start MATERIAL SUPPLIED
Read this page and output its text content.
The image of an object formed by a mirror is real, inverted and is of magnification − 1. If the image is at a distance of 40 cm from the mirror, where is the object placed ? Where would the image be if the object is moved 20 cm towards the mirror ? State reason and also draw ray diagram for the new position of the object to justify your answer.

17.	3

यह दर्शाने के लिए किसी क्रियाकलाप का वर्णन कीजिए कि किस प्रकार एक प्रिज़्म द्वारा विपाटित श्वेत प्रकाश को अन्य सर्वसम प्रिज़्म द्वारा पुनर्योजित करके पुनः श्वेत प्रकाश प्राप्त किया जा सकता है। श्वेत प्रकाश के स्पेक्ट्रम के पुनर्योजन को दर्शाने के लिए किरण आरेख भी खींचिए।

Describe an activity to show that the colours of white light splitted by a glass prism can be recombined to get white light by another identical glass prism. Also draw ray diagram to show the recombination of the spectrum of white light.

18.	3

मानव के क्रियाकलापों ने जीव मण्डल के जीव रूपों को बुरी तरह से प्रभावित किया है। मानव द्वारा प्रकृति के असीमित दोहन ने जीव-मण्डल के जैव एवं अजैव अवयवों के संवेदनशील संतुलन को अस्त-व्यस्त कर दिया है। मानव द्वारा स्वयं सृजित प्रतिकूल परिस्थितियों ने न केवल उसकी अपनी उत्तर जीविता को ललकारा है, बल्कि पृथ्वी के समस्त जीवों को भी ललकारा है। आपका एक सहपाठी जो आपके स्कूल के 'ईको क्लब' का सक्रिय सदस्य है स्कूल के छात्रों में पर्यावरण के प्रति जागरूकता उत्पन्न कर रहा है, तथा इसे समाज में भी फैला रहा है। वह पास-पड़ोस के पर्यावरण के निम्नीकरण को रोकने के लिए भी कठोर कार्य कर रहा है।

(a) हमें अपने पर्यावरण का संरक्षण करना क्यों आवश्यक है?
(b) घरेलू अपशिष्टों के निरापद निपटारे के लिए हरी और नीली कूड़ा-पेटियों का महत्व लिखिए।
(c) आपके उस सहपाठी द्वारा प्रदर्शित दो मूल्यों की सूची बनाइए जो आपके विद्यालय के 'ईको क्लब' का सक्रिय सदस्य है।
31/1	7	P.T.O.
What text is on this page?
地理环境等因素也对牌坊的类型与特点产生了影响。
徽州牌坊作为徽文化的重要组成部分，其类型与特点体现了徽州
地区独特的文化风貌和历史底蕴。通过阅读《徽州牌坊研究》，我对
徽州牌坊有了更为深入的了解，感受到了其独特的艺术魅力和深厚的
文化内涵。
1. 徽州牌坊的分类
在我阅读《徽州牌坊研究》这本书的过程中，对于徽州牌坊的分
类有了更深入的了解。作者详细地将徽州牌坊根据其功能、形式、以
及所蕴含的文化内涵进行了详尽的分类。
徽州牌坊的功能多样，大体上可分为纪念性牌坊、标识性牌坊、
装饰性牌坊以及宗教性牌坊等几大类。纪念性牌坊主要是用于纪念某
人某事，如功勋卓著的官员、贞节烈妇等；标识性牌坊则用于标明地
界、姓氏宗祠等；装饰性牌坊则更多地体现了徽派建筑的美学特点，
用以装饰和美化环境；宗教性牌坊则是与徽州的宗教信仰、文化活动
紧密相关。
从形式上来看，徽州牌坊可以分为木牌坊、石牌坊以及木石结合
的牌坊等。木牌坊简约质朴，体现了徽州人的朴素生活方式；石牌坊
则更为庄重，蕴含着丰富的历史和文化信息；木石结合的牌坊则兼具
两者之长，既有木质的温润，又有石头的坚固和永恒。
end MATERIAL SUPPLIED
Repeat the material above in full, exactly as it stands.

Read this page and output its text content.
The image of an object formed by a mirror is real, inverted and is of magnification − 1. If the image is at a distance of 40 cm from the mirror, where is the object placed ? Where would the image be if the object is moved 20 cm towards the mirror ? State reason and also draw ray diagram for the new position of the object to justify your answer.

17.	3

यह दर्शाने के लिए किसी क्रियाकलाप का वर्णन कीजिए कि किस प्रकार एक प्रिज़्म द्वारा विपाटित श्वेत प्रकाश को अन्य सर्वसम प्रिज़्म द्वारा पुनर्योजित करके पुनः श्वेत प्रकाश प्राप्त किया जा सकता है। श्वेत प्रकाश के स्पेक्ट्रम के पुनर्योजन को दर्शाने के लिए किरण आरेख भी खींचिए।

Describe an activity to show that the colours of white light splitted by a glass prism can be recombined to get white light by another identical glass prism. Also draw ray diagram to show the recombination of the spectrum of white light.

18.	3

मानव के क्रियाकलापों ने जीव मण्डल के जीव रूपों को बुरी तरह से प्रभावित किया है। मानव द्वारा प्रकृति के असीमित दोहन ने जीव-मण्डल के जैव एवं अजैव अवयवों के संवेदनशील संतुलन को अस्त-व्यस्त कर दिया है। मानव द्वारा स्वयं सृजित प्रतिकूल परिस्थितियों ने न केवल उसकी अपनी उत्तर जीविता को ललकारा है, बल्कि पृथ्वी के समस्त जीवों को भी ललकारा है। आपका एक सहपाठी जो आपके स्कूल के 'ईको क्लब' का सक्रिय सदस्य है स्कूल के छात्रों में पर्यावरण के प्रति जागरूकता उत्पन्न कर रहा है, तथा इसे समाज में भी फैला रहा है। वह पास-पड़ोस के पर्यावरण के निम्नीकरण को रोकने के लिए भी कठोर कार्य कर रहा है।

(a) हमें अपने पर्यावरण का संरक्षण करना क्यों आवश्यक है?
(b) घरेलू अपशिष्टों के निरापद निपटारे के लिए हरी और नीली कूड़ा-पेटियों का महत्व लिखिए।
(c) आपके उस सहपाठी द्वारा प्रदर्शित दो मूल्यों की सूची बनाइए जो आपके विद्यालय के 'ईको क्लब' का सक्रिय सदस्य है।
31/1	7	P.T.O.
What text is on this page?
地理环境等因素也对牌坊的类型与特点产生了影响。
徽州牌坊作为徽文化的重要组成部分，其类型与特点体现了徽州
地区独特的文化风貌和历史底蕴。通过阅读《徽州牌坊研究》，我对
徽州牌坊有了更为深入的了解，感受到了其独特的艺术魅力和深厚的
文化内涵。
1. 徽州牌坊的分类
在我阅读《徽州牌坊研究》这本书的过程中，对于徽州牌坊的分
类有了更深入的了解。作者详细地将徽州牌坊根据其功能、形式、以
及所蕴含的文化内涵进行了详尽的分类。
徽州牌坊的功能多样，大体上可分为纪念性牌坊、标识性牌坊、
装饰性牌坊以及宗教性牌坊等几大类。纪念性牌坊主要是用于纪念某
人某事，如功勋卓著的官员、贞节烈妇等；标识性牌坊则用于标明地
界、姓氏宗祠等；装饰性牌坊则更多地体现了徽派建筑的美学特点，
用以装饰和美化环境；宗教性牌坊则是与徽州的宗教信仰、文化活动
紧密相关。
从形式上来看，徽州牌坊可以分为木牌坊、石牌坊以及木石结合
的牌坊等。木牌坊简约质朴，体现了徽州人的朴素生活方式；石牌坊
则更为庄重，蕴含着丰富的历史和文化信息；木石结合的牌坊则兼具
两者之长，既有木质的温润，又有石头的坚固和永恒。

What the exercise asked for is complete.